Direction: Write the number of lines holding the word "color", and nothing else.

(Dataset rows)
»»

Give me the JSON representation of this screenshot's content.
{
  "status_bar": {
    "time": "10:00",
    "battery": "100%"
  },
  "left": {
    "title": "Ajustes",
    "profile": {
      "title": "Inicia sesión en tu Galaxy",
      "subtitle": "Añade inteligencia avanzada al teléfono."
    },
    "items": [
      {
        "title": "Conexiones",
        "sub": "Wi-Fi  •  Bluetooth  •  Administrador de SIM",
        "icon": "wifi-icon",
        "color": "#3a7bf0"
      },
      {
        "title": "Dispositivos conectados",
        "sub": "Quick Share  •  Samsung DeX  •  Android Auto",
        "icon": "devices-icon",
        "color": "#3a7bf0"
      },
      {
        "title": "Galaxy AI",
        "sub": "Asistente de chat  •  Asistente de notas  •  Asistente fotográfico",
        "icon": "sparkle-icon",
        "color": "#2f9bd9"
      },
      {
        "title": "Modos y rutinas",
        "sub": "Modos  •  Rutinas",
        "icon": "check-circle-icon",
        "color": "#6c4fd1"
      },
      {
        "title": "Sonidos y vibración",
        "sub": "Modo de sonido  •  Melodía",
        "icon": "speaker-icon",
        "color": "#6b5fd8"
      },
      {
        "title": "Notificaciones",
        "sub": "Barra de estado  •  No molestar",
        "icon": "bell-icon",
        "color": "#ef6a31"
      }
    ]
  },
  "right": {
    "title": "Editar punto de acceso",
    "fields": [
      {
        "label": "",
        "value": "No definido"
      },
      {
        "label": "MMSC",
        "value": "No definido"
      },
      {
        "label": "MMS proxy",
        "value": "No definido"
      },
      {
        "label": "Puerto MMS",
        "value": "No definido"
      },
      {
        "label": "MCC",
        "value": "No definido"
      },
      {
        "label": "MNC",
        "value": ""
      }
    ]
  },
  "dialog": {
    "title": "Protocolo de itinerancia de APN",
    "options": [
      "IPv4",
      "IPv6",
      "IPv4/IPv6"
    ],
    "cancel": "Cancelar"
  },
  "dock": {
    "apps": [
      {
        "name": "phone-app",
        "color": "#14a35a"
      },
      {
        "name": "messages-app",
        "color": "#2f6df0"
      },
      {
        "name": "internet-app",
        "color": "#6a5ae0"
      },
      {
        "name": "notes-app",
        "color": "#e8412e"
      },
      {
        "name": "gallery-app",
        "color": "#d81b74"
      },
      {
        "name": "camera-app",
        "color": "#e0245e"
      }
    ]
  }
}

««

Written solution: 12